Input data:
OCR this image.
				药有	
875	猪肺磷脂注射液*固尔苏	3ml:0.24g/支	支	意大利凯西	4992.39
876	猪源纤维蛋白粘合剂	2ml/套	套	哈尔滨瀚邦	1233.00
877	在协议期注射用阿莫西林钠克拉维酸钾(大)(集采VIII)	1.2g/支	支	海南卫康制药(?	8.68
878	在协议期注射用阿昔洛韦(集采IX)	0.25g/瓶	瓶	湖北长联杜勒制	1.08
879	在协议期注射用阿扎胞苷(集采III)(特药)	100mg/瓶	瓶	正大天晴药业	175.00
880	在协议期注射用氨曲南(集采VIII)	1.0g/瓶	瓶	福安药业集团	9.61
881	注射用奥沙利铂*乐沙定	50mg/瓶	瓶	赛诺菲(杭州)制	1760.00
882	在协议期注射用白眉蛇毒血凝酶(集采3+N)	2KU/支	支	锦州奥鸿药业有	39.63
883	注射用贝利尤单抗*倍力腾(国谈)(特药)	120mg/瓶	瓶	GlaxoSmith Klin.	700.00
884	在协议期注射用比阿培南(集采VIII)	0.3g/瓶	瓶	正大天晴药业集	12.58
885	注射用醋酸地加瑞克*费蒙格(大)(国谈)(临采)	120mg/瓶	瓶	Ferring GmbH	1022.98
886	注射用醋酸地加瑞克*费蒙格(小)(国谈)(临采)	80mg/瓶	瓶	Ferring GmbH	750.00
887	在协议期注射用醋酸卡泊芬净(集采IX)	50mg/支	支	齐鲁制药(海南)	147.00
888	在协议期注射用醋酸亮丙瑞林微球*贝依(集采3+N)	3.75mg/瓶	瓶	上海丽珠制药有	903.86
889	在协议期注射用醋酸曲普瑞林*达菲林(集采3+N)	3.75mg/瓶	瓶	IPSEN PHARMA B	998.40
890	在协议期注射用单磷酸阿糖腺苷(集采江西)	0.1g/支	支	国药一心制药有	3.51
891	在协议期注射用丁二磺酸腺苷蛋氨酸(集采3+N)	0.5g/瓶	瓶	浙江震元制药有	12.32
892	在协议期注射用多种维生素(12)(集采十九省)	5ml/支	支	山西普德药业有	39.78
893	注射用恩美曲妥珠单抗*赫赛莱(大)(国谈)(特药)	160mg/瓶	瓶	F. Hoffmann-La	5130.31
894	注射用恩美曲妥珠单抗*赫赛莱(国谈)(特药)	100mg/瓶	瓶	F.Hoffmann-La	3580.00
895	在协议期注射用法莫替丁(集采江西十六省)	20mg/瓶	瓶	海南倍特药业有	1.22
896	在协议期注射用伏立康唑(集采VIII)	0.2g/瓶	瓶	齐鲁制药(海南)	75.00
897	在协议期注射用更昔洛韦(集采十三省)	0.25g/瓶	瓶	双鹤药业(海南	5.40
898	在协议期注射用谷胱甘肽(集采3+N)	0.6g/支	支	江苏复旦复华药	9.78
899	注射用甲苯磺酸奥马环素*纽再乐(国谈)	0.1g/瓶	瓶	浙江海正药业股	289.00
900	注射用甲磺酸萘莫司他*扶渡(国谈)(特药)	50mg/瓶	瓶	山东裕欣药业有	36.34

Task prompt:
Reproduce every line above without error.

Reply:
OCR this image.
				药有	
875	猪肺磷脂注射液*固尔苏	3ml:0.24g/支	支	意大利凯西	4992.39
876	猪源纤维蛋白粘合剂	2ml/套	套	哈尔滨瀚邦	1233.00
877	在协议期注射用阿莫西林钠克拉维酸钾(大)(集采VIII)	1.2g/支	支	海南卫康制药(?	8.68
878	在协议期注射用阿昔洛韦(集采IX)	0.25g/瓶	瓶	湖北长联杜勒制	1.08
879	在协议期注射用阿扎胞苷(集采III)(特药)	100mg/瓶	瓶	正大天晴药业	175.00
880	在协议期注射用氨曲南(集采VIII)	1.0g/瓶	瓶	福安药业集团	9.61
881	注射用奥沙利铂*乐沙定	50mg/瓶	瓶	赛诺菲(杭州)制	1760.00
882	在协议期注射用白眉蛇毒血凝酶(集采3+N)	2KU/支	支	锦州奥鸿药业有	39.63
883	注射用贝利尤单抗*倍力腾(国谈)(特药)	120mg/瓶	瓶	GlaxoSmith Klin.	700.00
884	在协议期注射用比阿培南(集采VIII)	0.3g/瓶	瓶	正大天晴药业集	12.58
885	注射用醋酸地加瑞克*费蒙格(大)(国谈)(临采)	120mg/瓶	瓶	Ferring GmbH	1022.98
886	注射用醋酸地加瑞克*费蒙格(小)(国谈)(临采)	80mg/瓶	瓶	Ferring GmbH	750.00
887	在协议期注射用醋酸卡泊芬净(集采IX)	50mg/支	支	齐鲁制药(海南)	147.00
888	在协议期注射用醋酸亮丙瑞林微球*贝依(集采3+N)	3.75mg/瓶	瓶	上海丽珠制药有	903.86
889	在协议期注射用醋酸曲普瑞林*达菲林(集采3+N)	3.75mg/瓶	瓶	IPSEN PHARMA B	998.40
890	在协议期注射用单磷酸阿糖腺苷(集采江西)	0.1g/支	支	国药一心制药有	3.51
891	在协议期注射用丁二磺酸腺苷蛋氨酸(集采3+N)	0.5g/瓶	瓶	浙江震元制药有	12.32
892	在协议期注射用多种维生素(12)(集采十九省)	5ml/支	支	山西普德药业有	39.78
893	注射用恩美曲妥珠单抗*赫赛莱(大)(国谈)(特药)	160mg/瓶	瓶	F. Hoffmann-La	5130.31
894	注射用恩美曲妥珠单抗*赫赛莱(国谈)(特药)	100mg/瓶	瓶	F.Hoffmann-La	3580.00
895	在协议期注射用法莫替丁(集采江西十六省)	20mg/瓶	瓶	海南倍特药业有	1.22
896	在协议期注射用伏立康唑(集采VIII)	0.2g/瓶	瓶	齐鲁制药(海南)	75.00
897	在协议期注射用更昔洛韦(集采十三省)	0.25g/瓶	瓶	双鹤药业(海南	5.40
898	在协议期注射用谷胱甘肽(集采3+N)	0.6g/支	支	江苏复旦复华药	9.78
899	注射用甲苯磺酸奥马环素*纽再乐(国谈)	0.1g/瓶	瓶	浙江海正药业股	289.00
900	注射用甲磺酸萘莫司他*扶渡(国谈)(特药)	50mg/瓶	瓶	山东裕欣药业有	36.34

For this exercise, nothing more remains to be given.